**Reading text**
=-=-=-=-=

# Want a second opinion: PC failure



## Runefox (Sep 27, 2009)

So, I didn't think it'd ever come to this, but here's the *short version*:

PC shut off overnight. Will not power on.
Removed all components besides CPU, PSU and mobo. Still will not power on. Fans twitch.
Removed mobo from the case to ensure no shorts; Still will not power on. Fans twitch.
Tried power supply in another, far less powerful computer; *PSU fan does not spin* (twitches; It isn't seized), but computer powers on.
Tried another power supply (an old Antec TruePower 2.0 430W, so it might not be surprising), no dice.
*PC powers on* _if the 12v connectors are not connected_.
Narrowed to PSU failure; Possible that mobo or CPU fried with it.
*Related Specs*:

ASUS M3A32-MVP Deluxe
AMD Athlon X2 6000+ (3.0GHz, Windsor, 125W)
4x1GB Generic/SpecTek DDR2-800
Sapphire Radeon HD 4850 512MB
SPI 600GLN 600W PSU (the real weak link here)
Antec 900 case
All approx. *1 year or so* in use.
Temperature readings were normal before this occurred (CPU ~40-50*C / GPU 60~70*C).
I don't have any other power supplies that might be able to power the computer, so I can't really test to be absolutely certain that it's only the power supply that's failed (I can barely afford to replace _that_). Any ideas?


----------



## ArielMT (Sep 27, 2009)

=-=-=-=-=

**Your tasks**
a. According to the PC failure thread, under what condition does the PC power on?
b. Please translate this sentence from the PC failure thread into Spanish: "PC shut off overnight."

**Data block**

=-=-=-=-=

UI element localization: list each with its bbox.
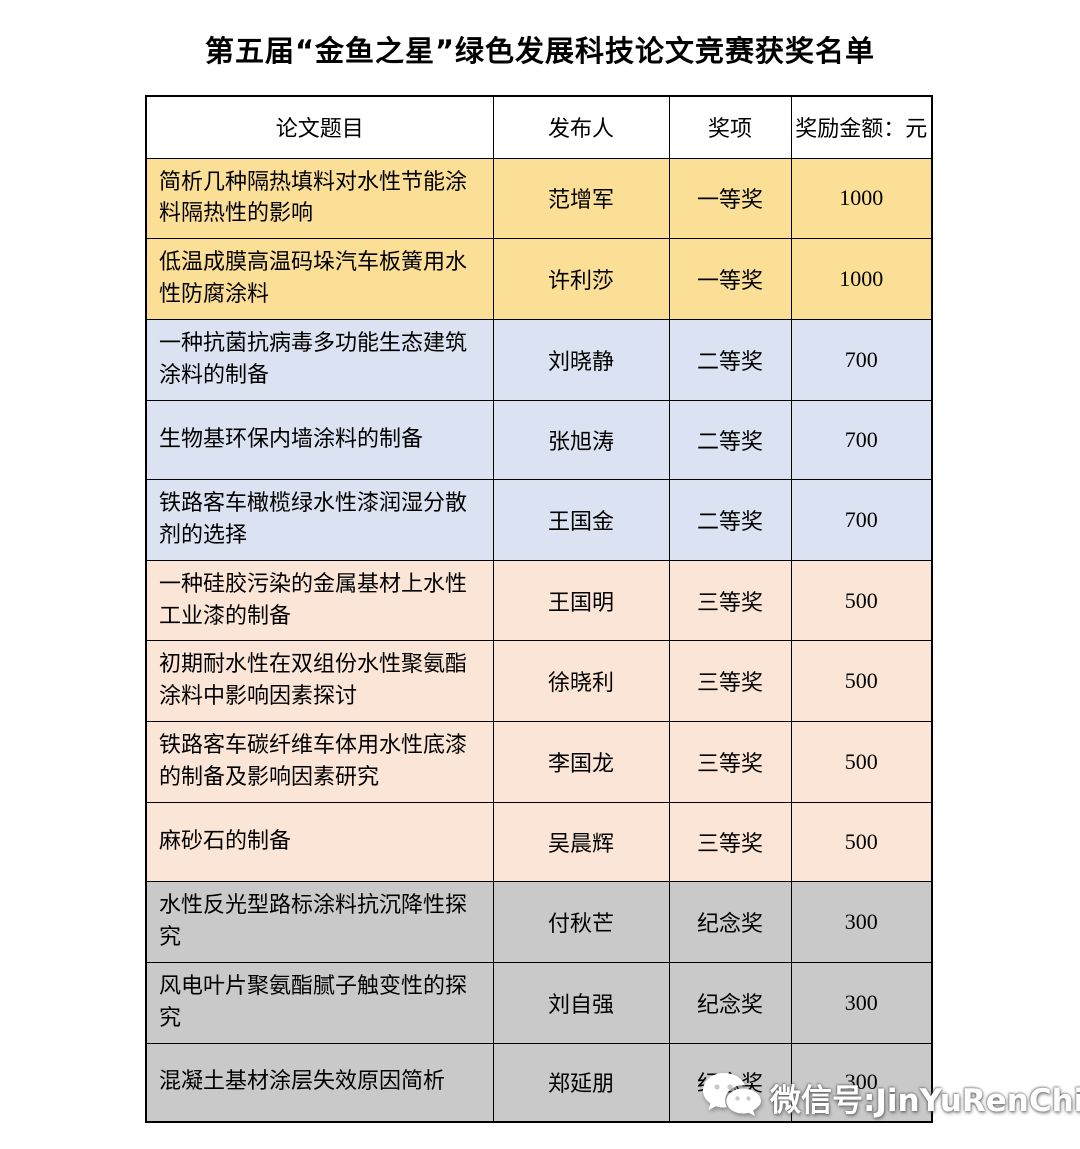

=-=-=-=-=

**Written answers**
a. It powers on if the 12v connectors are not connected.

b. La PC se apagó durante la noche.